▶ **The exercise**:
Please lay out every line of the rows below as a JSON list of strings, one string per line, with blank lines skipped and the pictures left out.

── Provided records ──

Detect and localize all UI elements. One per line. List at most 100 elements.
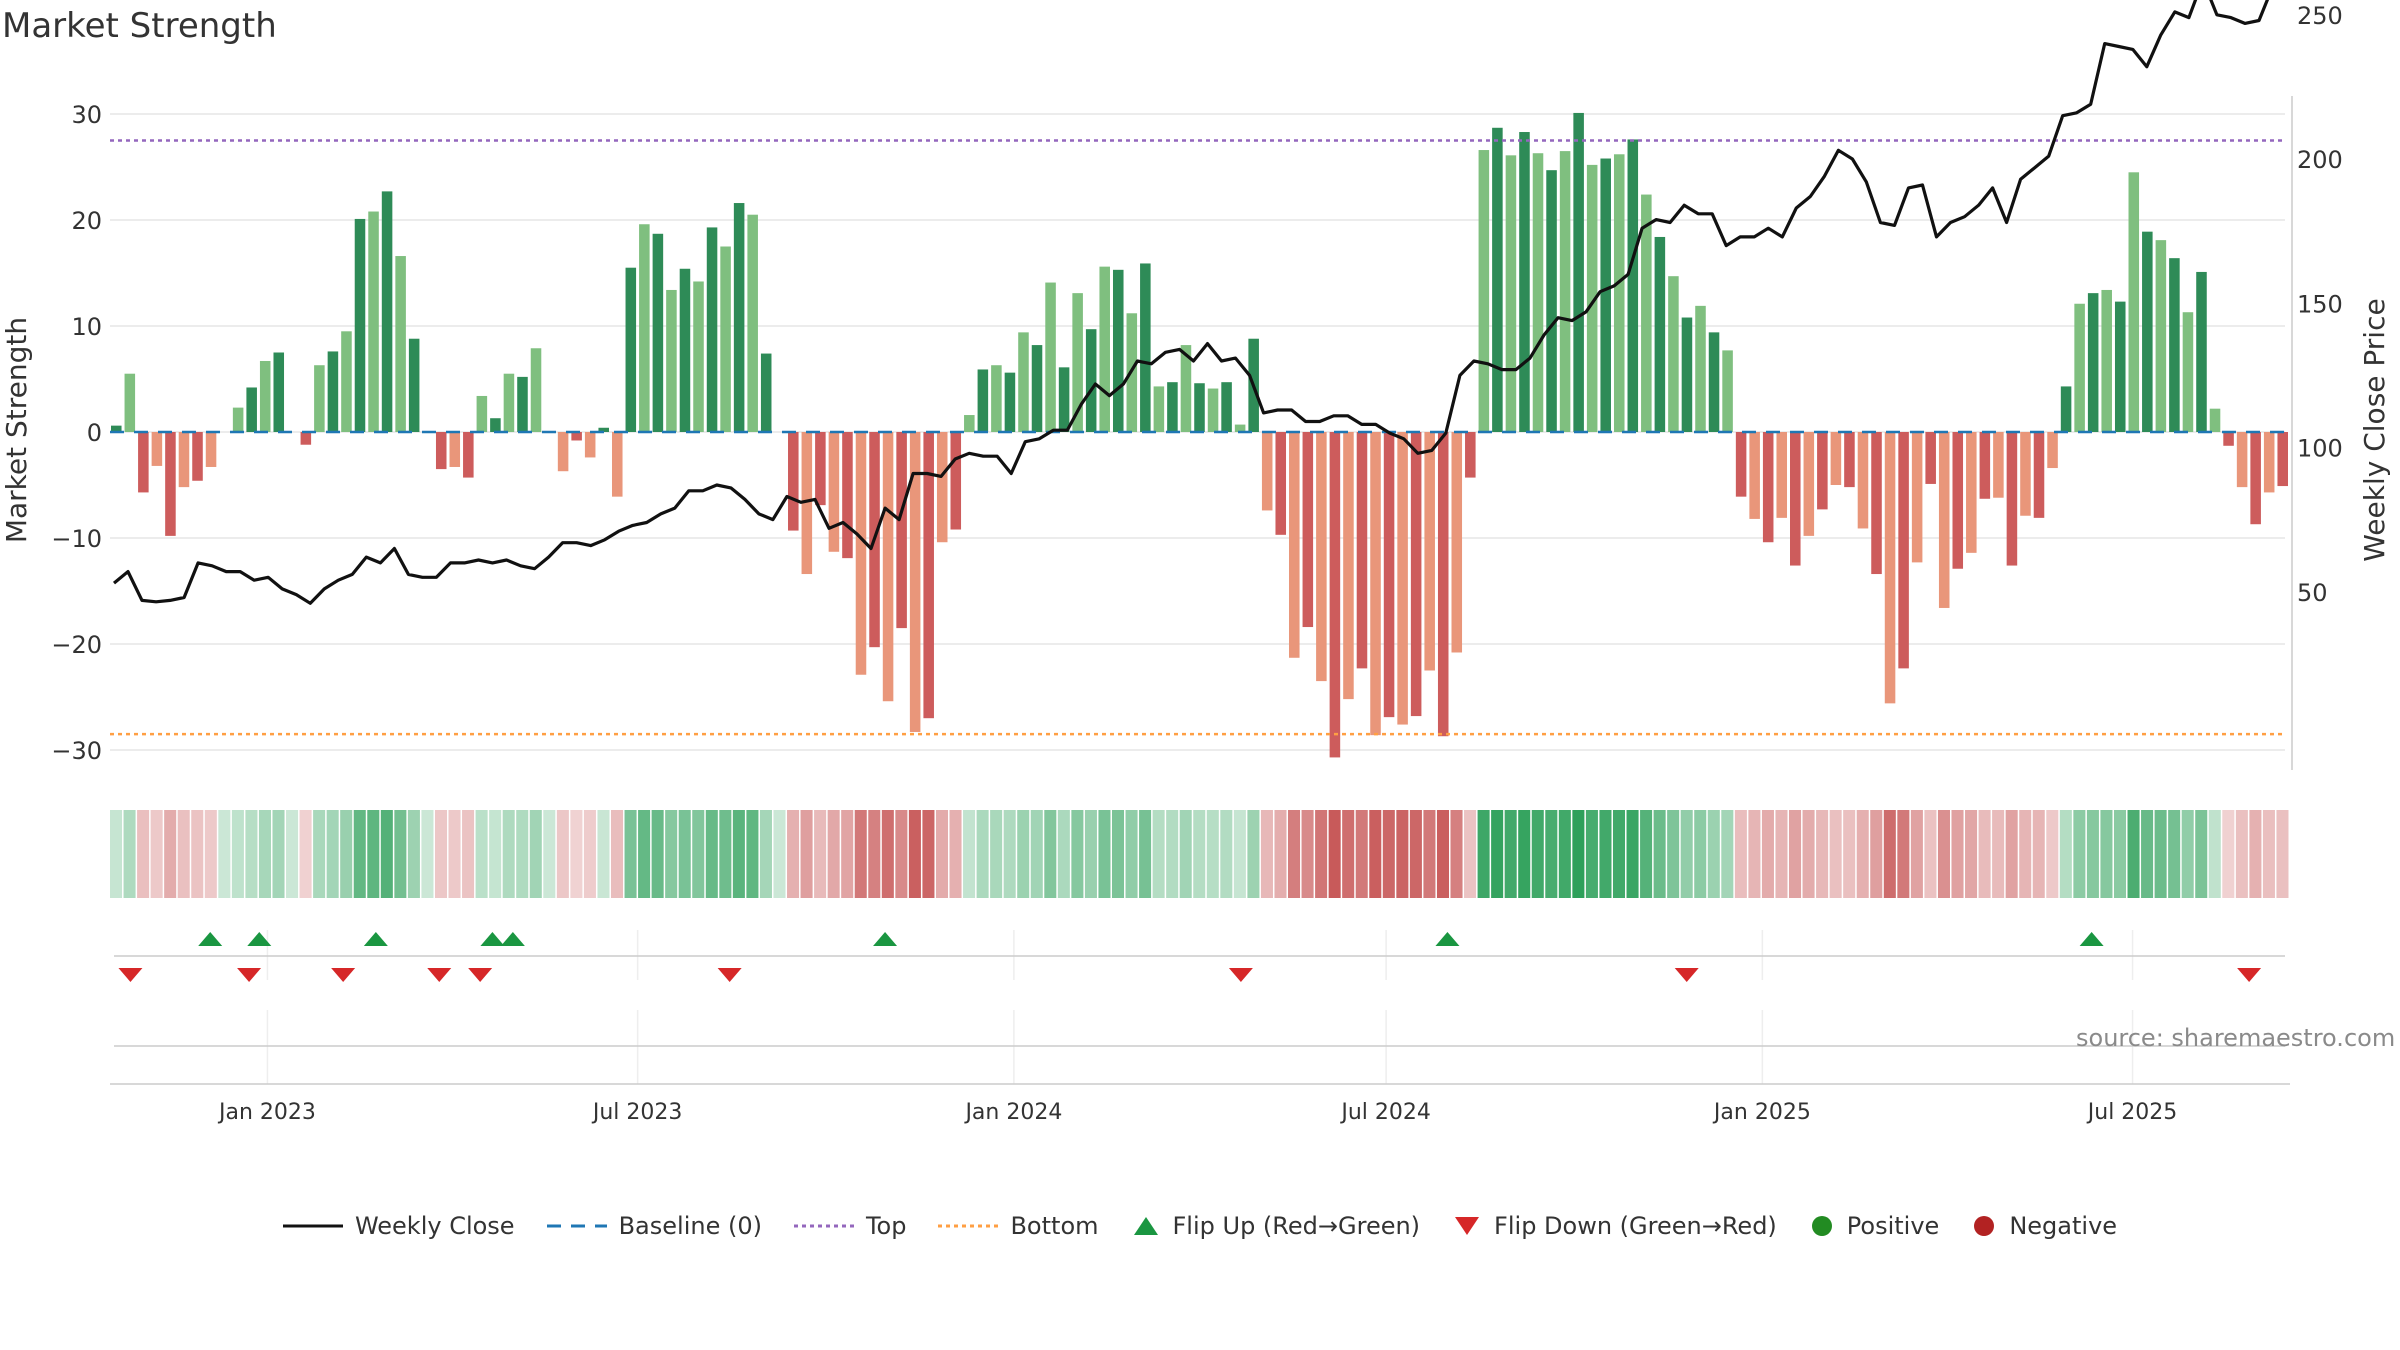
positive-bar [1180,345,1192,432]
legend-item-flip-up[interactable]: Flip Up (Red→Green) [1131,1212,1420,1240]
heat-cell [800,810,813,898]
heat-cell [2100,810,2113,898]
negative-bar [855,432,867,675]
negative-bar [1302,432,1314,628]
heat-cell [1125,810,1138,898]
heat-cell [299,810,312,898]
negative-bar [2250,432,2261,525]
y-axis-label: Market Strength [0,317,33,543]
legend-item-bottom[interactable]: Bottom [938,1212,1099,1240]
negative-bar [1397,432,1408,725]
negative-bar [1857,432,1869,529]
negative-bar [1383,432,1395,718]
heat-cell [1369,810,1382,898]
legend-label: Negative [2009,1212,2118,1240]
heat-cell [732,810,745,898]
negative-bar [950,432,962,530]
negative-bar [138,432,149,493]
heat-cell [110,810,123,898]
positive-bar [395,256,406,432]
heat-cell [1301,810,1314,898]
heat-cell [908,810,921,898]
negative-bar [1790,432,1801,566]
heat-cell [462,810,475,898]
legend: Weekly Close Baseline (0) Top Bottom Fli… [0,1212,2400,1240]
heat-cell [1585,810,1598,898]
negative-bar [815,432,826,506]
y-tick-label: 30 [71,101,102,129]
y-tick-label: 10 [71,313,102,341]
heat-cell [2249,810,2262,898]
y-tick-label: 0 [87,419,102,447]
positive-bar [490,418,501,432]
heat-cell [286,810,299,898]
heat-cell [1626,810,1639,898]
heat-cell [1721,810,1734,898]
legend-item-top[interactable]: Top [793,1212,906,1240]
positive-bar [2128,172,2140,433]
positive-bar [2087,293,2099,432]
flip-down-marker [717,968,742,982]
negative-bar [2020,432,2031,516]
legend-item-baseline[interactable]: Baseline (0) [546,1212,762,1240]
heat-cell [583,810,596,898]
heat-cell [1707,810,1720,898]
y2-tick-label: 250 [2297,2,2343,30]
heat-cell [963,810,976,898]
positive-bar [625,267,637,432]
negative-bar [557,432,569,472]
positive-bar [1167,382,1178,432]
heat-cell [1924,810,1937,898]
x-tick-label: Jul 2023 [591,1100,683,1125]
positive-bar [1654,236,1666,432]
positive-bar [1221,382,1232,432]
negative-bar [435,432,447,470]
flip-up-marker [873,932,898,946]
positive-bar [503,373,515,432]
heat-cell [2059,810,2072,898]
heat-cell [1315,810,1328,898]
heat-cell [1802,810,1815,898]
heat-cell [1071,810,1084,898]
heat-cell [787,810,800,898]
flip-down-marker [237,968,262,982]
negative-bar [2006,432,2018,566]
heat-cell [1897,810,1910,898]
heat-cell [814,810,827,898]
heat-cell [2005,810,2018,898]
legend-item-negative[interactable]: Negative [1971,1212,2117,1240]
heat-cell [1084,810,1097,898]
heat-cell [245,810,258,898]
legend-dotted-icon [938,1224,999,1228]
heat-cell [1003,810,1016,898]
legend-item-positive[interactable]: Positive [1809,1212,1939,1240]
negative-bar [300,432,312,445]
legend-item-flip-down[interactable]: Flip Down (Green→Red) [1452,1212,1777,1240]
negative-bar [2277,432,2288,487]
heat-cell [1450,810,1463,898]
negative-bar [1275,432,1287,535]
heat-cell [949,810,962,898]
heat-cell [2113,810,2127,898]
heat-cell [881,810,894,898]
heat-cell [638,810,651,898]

───

▶ **Solution**:
[
  "Detect and localize all UI elements. One per line. List at most 100 elements.",
  "positive-bar [1180,345,1192,432]",
  "legend-item-flip-up[interactable]: Flip Up (Red→Green) [1131,1212,1420,1240]",
  "heat-cell [800,810,813,898]",
  "heat-cell [2100,810,2113,898]",
  "negative-bar [855,432,867,675]",
  "negative-bar [1302,432,1314,628]",
  "heat-cell [1125,810,1138,898]",
  "heat-cell [299,810,312,898]",
  "negative-bar [2250,432,2261,525]",
  "y-axis-label: Market Strength [0,317,33,543]",
  "legend-item-bottom[interactable]: Bottom [938,1212,1099,1240]",
  "negative-bar [1397,432,1408,725]",
  "negative-bar [1857,432,1869,529]",
  "negative-bar [1383,432,1395,718]",
  "heat-cell [1369,810,1382,898]",
  "legend-label: Negative [2009,1212,2118,1240]",
  "heat-cell [732,810,745,898]",
  "negative-bar [950,432,962,530]",
  "negative-bar [138,432,149,493]",
  "heat-cell [110,810,123,898]",
  "positive-bar [395,256,406,432]",
  "heat-cell [1301,810,1314,898]",
  "heat-cell [908,810,921,898]",
  "negative-bar [1790,432,1801,566]",
  "heat-cell [462,810,475,898]",
  "legend: Weekly Close Baseline (0) Top Bottom Fli… [0,1212,2400,1240]",
  "heat-cell [1585,810,1598,898]",
  "negative-bar [815,432,826,506]",
  "y-tick-label: 30 [71,101,102,129]",
  "y-tick-label: 10 [71,313,102,341]",
  "heat-cell [2249,810,2262,898]",
  "y-tick-label: 0 [87,419,102,447]",
  "positive-bar [490,418,501,432]",
  "heat-cell [286,810,299,898]",
  "heat-cell [1626,810,1639,898]",
  "heat-cell [1721,810,1734,898]",
  "legend-item-top[interactable]: Top [793,1212,906,1240]",
  "positive-bar [2128,172,2140,433]",
  "positive-bar [2087,293,2099,432]",
  "flip-down-marker [717,968,742,982]",
  "negative-bar [2020,432,2031,516]",
  "legend-item-baseline[interactable]: Baseline (0) [546,1212,762,1240]",
  "heat-cell [583,810,596,898]",
  "heat-cell [1707,810,1720,898]",
  "y2-tick-label: 250 [2297,2,2343,30]",
  "heat-cell [963,810,976,898]",
  "positive-bar [625,267,637,432]",
  "negative-bar [557,432,569,472]",
  "positive-bar [1167,382,1178,432]",
  "heat-cell [1924,810,1937,898]",
  "x-tick-label: Jul 2023 [591,1100,683,1125]",
  "positive-bar [1654,236,1666,432]",
  "positive-bar [1221,382,1232,432]",
  "negative-bar [435,432,447,470]",
  "flip-up-marker [873,932,898,946]",
  "positive-bar [503,373,515,432]",
  "heat-cell [2059,810,2072,898]",
  "heat-cell [1315,810,1328,898]",
  "heat-cell [1802,810,1815,898]",
  "heat-cell [1071,810,1084,898]",
  "heat-cell [787,810,800,898]",
  "flip-down-marker [237,968,262,982]",
  "negative-bar [2006,432,2018,566]",
  "heat-cell [1897,810,1910,898]",
  "heat-cell [814,810,827,898]",
  "heat-cell [2005,810,2018,898]",
  "legend-item-negative[interactable]: Negative [1971,1212,2117,1240]",
  "heat-cell [1084,810,1097,898]",
  "heat-cell [245,810,258,898]",
  "legend-dotted-icon [938,1224,999,1228]",
  "heat-cell [1003,810,1016,898]",
  "legend-item-positive[interactable]: Positive [1809,1212,1939,1240]",
  "negative-bar [300,432,312,445]",
  "legend-item-flip-down[interactable]: Flip Down (Green→Red) [1452,1212,1777,1240]",
  "negative-bar [2277,432,2288,487]",
  "heat-cell [1450,810,1463,898]",
  "negative-bar [1275,432,1287,535]",
  "heat-cell [949,810,962,898]",
  "heat-cell [2113,810,2127,898]",
  "heat-cell [881,810,894,898]",
  "heat-cell [638,810,651,898]"
]